WHAT YOU HAVE TO DO
Search the material below for the string "vėliau" and extract each line that has it.

DATA SUPPLIED
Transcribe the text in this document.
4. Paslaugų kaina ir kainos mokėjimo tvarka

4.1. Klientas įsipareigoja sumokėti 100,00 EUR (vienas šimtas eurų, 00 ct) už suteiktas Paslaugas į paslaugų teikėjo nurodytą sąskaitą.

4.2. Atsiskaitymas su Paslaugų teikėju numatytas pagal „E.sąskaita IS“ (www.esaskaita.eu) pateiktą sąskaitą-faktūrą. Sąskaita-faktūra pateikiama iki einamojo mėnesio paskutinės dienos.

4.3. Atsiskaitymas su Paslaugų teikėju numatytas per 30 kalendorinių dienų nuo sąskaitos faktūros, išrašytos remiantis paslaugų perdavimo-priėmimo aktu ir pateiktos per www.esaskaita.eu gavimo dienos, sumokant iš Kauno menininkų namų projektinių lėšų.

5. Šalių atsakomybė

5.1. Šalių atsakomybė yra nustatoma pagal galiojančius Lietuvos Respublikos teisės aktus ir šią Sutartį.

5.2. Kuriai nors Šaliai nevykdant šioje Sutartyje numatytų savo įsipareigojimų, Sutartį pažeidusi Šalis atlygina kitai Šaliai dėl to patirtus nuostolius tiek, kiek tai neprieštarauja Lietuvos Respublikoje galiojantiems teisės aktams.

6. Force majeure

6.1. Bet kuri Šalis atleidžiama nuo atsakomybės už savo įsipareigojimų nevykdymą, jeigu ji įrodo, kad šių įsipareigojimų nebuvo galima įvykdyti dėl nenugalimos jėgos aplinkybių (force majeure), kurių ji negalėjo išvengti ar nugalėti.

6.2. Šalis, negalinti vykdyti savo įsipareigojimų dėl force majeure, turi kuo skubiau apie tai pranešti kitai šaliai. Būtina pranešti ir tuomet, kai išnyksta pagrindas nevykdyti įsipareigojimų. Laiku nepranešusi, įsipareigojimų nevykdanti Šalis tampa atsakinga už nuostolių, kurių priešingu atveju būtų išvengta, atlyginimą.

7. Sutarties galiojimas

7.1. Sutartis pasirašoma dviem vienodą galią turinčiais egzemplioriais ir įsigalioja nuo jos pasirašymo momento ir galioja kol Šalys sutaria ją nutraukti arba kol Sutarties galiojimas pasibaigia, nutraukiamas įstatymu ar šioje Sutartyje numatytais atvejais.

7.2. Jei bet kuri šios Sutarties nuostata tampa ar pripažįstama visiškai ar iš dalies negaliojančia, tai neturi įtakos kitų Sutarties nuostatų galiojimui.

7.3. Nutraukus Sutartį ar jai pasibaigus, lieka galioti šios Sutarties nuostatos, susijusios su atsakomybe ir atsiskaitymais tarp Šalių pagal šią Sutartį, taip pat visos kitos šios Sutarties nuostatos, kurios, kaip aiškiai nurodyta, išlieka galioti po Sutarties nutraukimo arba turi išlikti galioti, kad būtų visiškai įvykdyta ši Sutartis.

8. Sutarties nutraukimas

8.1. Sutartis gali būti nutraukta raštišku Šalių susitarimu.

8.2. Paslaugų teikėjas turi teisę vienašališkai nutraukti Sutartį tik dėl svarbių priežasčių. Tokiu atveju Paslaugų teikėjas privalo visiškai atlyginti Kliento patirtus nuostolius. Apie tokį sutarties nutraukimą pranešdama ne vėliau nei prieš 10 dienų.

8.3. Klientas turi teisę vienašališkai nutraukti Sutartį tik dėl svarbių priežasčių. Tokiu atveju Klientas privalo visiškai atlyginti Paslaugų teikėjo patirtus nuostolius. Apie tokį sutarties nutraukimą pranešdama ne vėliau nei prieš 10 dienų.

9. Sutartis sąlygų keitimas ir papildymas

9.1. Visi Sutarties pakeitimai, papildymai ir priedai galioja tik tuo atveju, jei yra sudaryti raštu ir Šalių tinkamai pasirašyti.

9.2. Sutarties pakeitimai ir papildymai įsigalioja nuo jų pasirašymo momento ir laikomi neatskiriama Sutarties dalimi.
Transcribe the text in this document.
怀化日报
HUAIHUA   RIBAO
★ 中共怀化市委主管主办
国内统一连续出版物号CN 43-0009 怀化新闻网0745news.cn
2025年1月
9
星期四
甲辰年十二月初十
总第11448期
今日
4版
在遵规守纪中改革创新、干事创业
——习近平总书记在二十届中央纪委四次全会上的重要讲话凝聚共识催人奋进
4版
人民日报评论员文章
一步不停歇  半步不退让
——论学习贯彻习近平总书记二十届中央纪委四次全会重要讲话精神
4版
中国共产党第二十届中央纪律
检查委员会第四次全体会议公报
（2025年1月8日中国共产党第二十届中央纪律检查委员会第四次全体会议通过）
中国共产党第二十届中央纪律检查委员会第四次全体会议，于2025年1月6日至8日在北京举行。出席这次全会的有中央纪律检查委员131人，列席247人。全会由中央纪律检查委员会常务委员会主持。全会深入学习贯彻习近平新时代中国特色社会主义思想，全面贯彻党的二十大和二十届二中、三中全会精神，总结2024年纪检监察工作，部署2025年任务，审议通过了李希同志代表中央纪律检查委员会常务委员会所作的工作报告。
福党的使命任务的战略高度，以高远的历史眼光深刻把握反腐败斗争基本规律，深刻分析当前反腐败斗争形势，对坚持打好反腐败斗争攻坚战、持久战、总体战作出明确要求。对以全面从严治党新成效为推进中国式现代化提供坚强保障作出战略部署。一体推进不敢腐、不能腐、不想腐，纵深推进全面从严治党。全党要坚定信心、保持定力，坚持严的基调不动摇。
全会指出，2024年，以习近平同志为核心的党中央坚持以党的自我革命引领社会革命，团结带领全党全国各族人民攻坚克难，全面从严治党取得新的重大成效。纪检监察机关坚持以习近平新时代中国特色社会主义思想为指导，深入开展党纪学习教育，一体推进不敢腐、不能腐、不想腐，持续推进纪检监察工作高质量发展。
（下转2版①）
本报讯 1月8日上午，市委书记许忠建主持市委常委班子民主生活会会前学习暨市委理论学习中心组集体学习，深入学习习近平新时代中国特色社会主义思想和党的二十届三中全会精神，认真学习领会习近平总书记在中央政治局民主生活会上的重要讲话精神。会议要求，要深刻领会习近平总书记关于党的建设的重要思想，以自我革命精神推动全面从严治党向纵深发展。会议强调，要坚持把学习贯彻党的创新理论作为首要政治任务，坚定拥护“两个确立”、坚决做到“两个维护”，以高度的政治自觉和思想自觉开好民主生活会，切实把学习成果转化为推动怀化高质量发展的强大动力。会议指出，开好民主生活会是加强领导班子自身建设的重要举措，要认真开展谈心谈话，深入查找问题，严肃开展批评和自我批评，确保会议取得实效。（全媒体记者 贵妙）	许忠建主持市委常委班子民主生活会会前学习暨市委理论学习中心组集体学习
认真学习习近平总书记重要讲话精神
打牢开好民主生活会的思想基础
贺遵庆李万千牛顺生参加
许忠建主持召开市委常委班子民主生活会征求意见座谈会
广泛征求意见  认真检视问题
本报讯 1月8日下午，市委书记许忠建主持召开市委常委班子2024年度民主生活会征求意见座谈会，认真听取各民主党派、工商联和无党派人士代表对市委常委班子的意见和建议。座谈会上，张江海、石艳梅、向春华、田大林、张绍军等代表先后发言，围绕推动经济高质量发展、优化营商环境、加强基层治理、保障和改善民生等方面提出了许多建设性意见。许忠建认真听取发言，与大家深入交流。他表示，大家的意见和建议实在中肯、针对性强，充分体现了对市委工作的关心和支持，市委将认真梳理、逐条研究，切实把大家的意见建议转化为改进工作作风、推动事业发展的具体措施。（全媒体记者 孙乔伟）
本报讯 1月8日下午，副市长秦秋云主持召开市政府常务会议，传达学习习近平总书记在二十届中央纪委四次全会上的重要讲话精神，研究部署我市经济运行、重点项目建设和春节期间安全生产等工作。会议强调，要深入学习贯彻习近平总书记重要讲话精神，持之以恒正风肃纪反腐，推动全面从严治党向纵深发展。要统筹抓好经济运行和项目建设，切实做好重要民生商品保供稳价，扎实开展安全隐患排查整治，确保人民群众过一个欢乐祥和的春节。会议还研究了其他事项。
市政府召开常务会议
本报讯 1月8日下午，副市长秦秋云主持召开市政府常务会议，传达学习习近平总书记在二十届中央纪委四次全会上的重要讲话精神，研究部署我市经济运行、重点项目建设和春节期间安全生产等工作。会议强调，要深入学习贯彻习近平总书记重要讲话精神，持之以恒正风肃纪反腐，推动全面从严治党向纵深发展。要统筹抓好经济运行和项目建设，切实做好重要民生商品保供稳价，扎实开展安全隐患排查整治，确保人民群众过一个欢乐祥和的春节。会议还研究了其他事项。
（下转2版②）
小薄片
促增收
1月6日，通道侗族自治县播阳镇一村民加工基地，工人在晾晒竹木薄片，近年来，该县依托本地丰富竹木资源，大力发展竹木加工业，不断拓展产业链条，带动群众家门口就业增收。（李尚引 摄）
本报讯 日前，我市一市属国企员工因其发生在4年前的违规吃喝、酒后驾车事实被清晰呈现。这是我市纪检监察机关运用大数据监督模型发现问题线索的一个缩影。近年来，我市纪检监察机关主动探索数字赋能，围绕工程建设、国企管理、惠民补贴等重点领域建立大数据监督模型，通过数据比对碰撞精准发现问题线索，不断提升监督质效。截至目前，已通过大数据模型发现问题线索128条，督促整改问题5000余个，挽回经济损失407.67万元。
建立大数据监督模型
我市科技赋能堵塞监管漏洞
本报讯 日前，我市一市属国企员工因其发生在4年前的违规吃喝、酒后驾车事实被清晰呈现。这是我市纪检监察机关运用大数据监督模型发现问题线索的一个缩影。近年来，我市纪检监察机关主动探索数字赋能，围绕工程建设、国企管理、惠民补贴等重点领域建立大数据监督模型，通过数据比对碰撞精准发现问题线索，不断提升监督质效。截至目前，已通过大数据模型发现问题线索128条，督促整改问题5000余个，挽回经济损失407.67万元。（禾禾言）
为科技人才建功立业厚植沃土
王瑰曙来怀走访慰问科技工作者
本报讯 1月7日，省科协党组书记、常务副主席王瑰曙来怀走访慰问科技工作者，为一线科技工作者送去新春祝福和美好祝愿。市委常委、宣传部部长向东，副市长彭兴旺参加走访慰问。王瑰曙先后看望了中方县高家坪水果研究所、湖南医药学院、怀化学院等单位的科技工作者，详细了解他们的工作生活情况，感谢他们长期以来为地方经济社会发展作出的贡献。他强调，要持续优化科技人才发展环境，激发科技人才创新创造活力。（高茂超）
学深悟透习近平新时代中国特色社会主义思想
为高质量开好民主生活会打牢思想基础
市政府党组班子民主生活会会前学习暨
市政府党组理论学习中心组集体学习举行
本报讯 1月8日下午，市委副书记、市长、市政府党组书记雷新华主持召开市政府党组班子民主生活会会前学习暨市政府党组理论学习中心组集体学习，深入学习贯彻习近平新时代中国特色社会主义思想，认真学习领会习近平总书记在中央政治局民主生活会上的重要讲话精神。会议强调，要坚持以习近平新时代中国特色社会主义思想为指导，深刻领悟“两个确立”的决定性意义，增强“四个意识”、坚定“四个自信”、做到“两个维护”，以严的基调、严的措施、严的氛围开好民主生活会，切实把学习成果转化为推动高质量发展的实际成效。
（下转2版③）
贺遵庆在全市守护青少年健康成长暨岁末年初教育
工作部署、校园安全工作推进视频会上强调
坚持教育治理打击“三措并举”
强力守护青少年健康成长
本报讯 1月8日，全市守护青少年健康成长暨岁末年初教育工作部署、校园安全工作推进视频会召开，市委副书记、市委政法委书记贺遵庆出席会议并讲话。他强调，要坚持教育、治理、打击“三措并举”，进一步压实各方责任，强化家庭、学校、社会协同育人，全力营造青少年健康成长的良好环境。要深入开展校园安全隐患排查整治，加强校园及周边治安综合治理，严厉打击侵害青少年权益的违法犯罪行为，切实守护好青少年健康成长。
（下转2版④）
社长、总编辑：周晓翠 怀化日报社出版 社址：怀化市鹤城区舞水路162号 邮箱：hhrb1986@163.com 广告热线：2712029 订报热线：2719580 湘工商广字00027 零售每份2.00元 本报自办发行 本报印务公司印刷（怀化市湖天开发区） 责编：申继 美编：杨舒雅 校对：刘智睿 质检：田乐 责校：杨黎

TASK RESULT
8.2. Paslaugų teikėjas turi teisę vienašališkai nutraukti Sutartį tik dėl svarbių priežasčių. Tokiu atveju Paslaugų teikėjas privalo visiškai atlyginti Kliento patirtus nuostolius. Apie tokį sutarties nutraukimą pranešdama ne vėliau nei prieš 10 dienų.
8.3. Klientas turi teisę vienašališkai nutraukti Sutartį tik dėl svarbių priežasčių. Tokiu atveju Klientas privalo visiškai atlyginti Paslaugų teikėjo patirtus nuostolius. Apie tokį sutarties nutraukimą pranešdama ne vėliau nei prieš 10 dienų.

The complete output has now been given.